Gather the lines from the material that contain "Тюменская".

ITEMS:
* * * * * * *
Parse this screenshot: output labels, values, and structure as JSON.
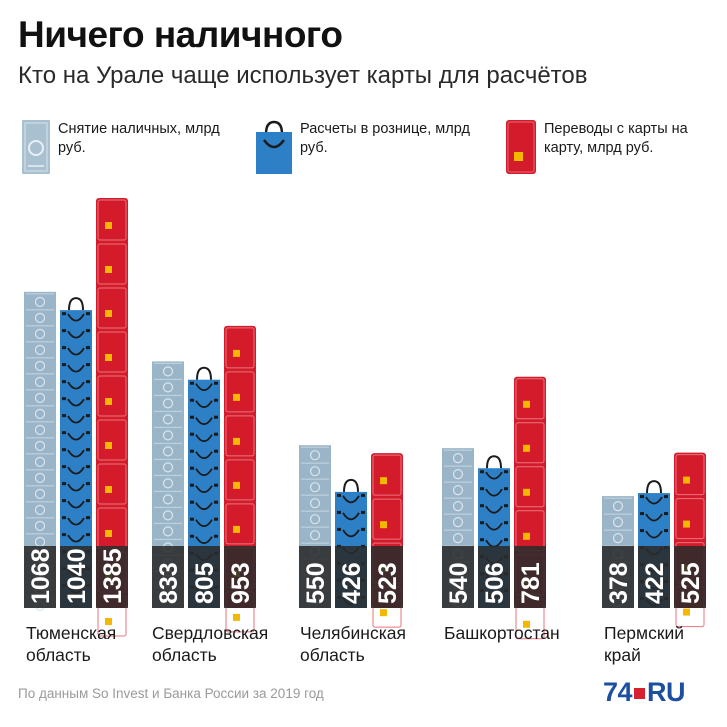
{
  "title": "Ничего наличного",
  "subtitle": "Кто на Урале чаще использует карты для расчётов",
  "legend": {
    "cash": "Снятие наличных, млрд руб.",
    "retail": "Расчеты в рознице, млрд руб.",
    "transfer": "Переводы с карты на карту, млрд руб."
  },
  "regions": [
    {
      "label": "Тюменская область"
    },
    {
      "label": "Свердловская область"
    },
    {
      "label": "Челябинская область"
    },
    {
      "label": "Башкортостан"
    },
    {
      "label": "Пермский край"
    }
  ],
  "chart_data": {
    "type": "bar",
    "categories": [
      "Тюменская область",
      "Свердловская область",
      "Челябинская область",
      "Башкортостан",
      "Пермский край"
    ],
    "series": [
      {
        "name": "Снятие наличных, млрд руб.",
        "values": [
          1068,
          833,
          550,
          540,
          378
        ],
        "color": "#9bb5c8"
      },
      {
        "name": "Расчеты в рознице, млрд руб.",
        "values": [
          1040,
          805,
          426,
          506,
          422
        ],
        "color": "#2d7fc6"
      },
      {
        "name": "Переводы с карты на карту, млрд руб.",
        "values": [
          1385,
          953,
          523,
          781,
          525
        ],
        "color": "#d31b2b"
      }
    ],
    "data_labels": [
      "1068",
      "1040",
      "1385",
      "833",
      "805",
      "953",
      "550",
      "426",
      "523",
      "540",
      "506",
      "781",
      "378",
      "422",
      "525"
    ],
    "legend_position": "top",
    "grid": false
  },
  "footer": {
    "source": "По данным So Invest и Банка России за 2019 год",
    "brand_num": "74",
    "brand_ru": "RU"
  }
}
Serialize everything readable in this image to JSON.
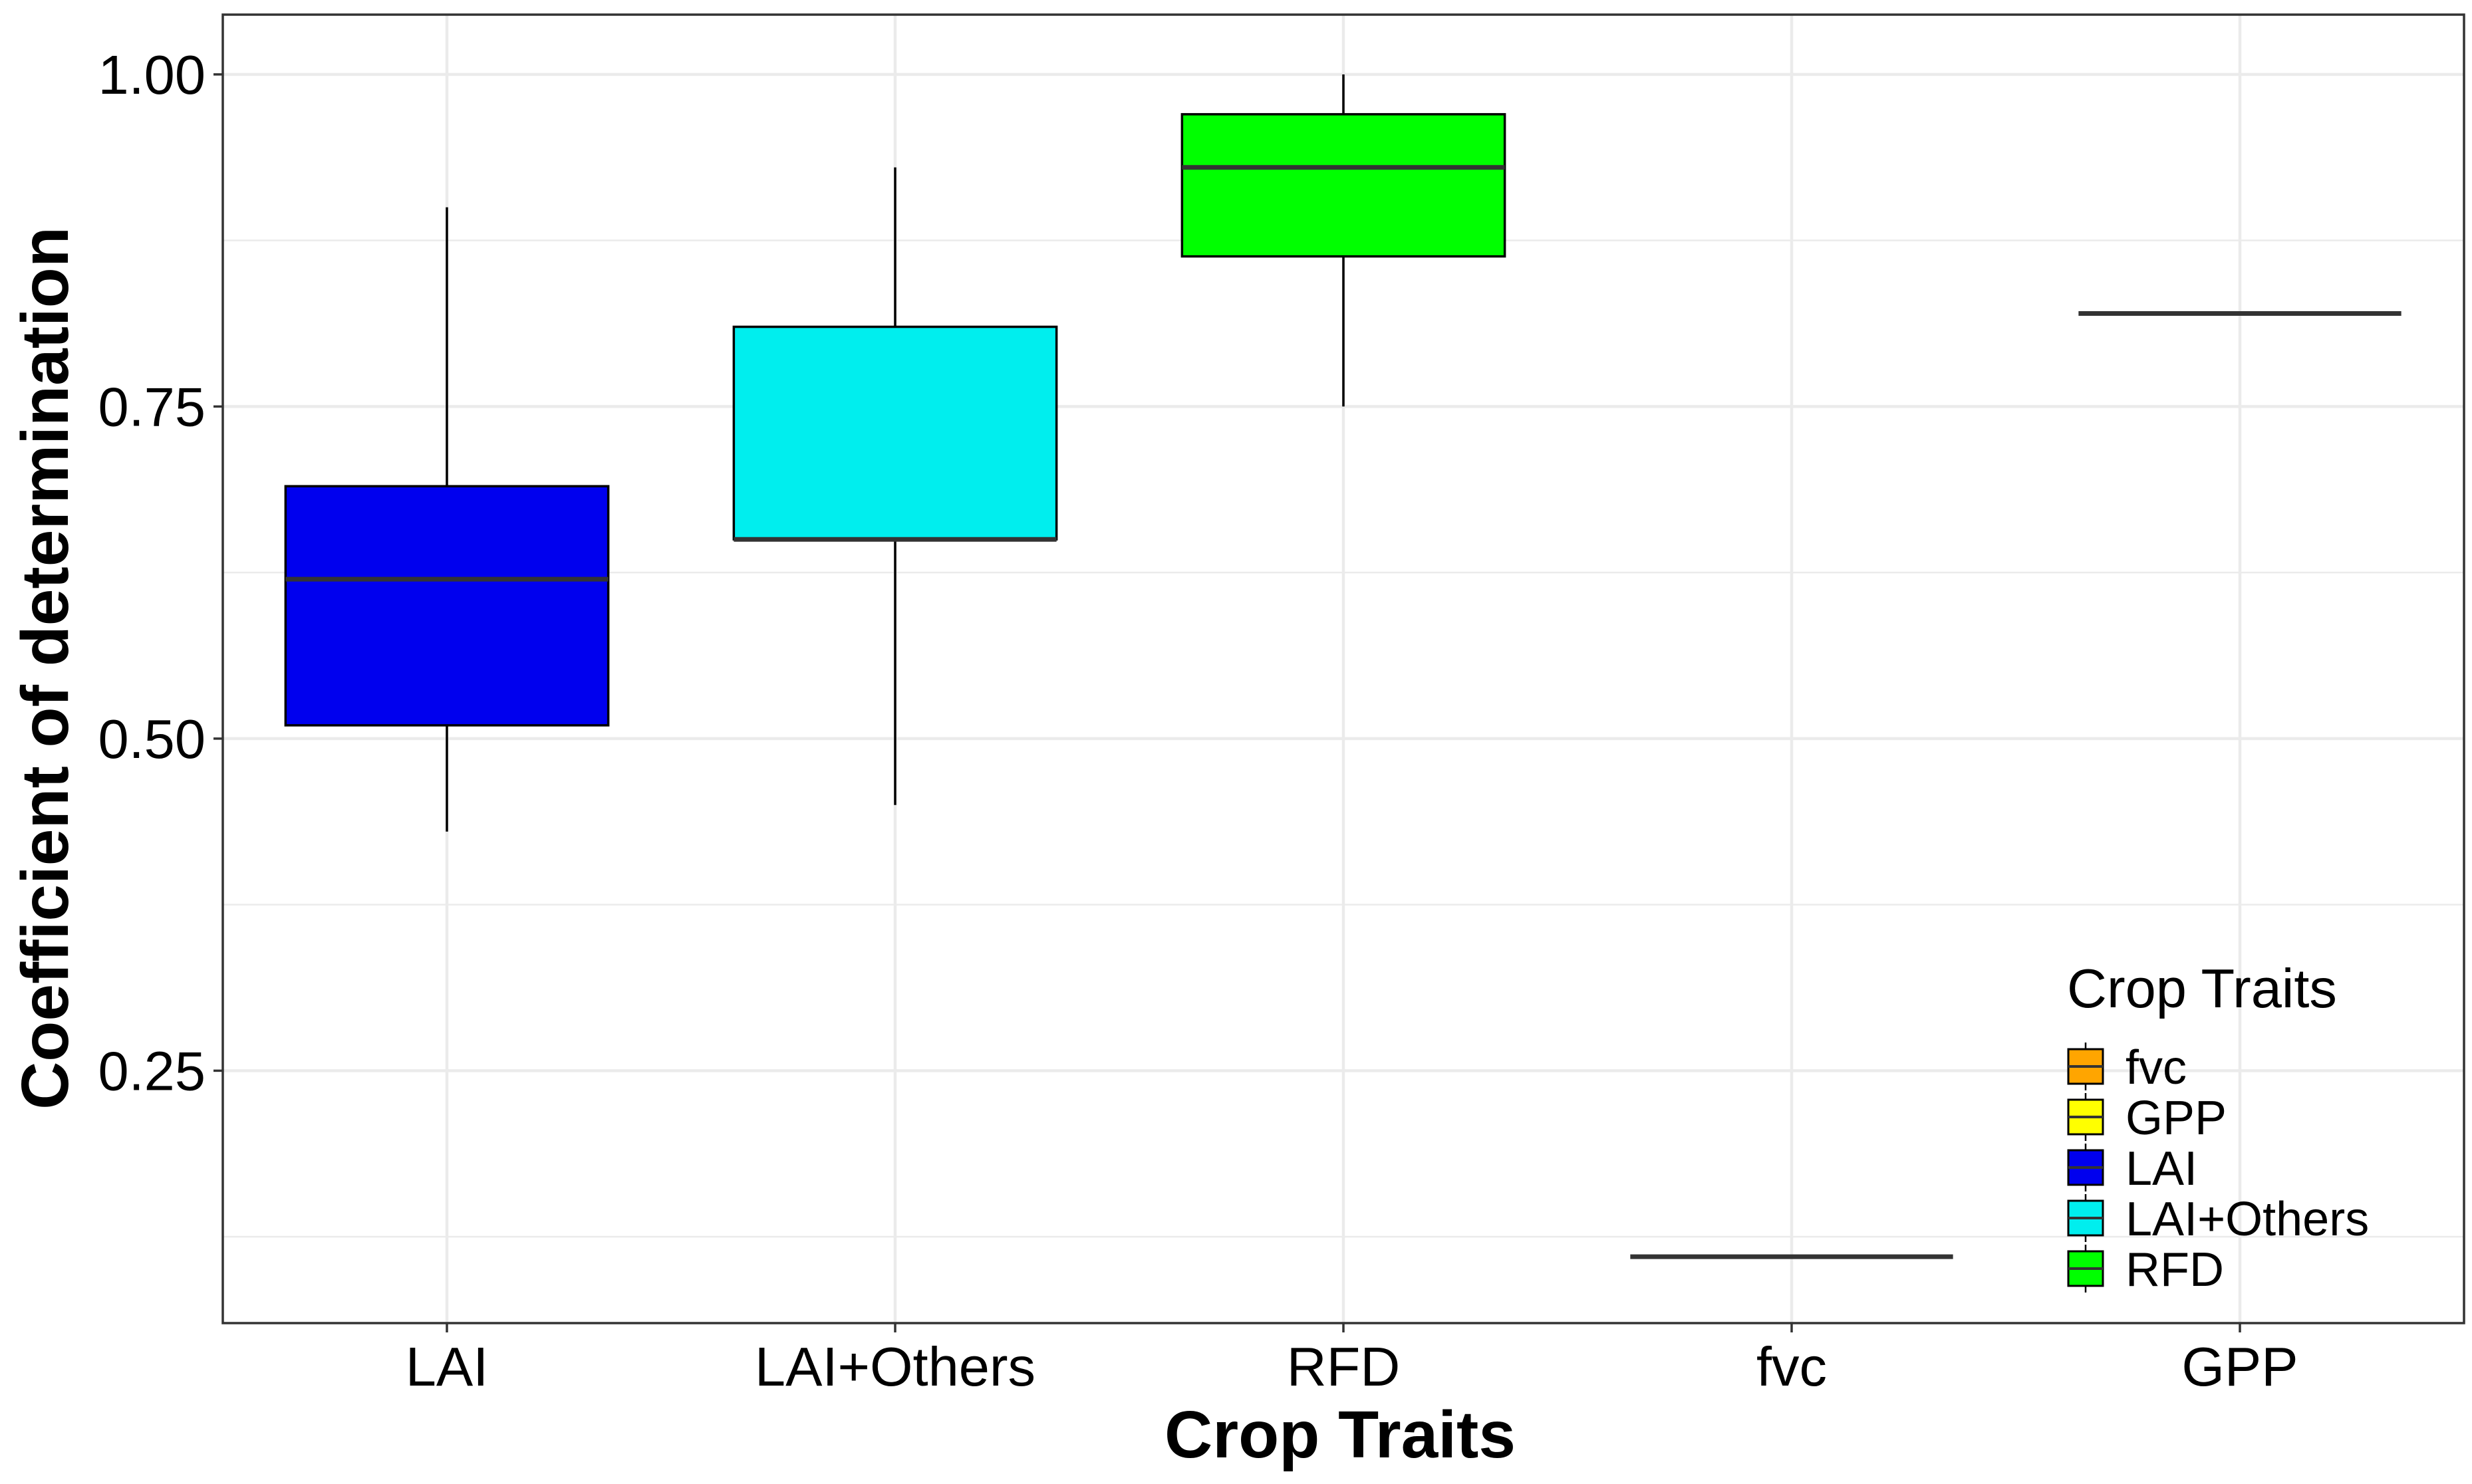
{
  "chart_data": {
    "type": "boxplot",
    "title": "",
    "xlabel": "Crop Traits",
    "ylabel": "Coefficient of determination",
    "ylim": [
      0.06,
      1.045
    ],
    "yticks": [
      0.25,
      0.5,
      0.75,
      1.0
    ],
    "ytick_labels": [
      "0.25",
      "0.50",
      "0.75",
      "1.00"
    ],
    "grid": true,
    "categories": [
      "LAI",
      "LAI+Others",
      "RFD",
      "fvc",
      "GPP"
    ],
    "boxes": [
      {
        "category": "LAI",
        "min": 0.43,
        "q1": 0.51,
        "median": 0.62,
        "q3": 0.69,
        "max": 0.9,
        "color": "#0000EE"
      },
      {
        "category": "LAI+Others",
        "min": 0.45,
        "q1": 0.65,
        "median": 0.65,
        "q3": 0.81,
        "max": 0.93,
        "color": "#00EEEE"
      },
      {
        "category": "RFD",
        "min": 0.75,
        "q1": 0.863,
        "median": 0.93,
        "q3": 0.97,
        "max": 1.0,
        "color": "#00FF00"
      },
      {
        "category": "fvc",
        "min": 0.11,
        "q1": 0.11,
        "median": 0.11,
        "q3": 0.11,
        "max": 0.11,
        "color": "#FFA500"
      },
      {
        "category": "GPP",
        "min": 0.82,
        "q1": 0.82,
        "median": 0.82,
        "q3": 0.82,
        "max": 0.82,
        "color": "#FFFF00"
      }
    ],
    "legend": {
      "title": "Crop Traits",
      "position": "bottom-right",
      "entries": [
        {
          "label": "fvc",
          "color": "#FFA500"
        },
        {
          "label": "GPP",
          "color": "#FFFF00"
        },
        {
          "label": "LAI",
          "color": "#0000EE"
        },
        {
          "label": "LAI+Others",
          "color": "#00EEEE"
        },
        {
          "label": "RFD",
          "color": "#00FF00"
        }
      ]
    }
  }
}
* * * * * * *
CORRECT ANSWER:
      "label": "Тюменская область"
      "Тюменская область",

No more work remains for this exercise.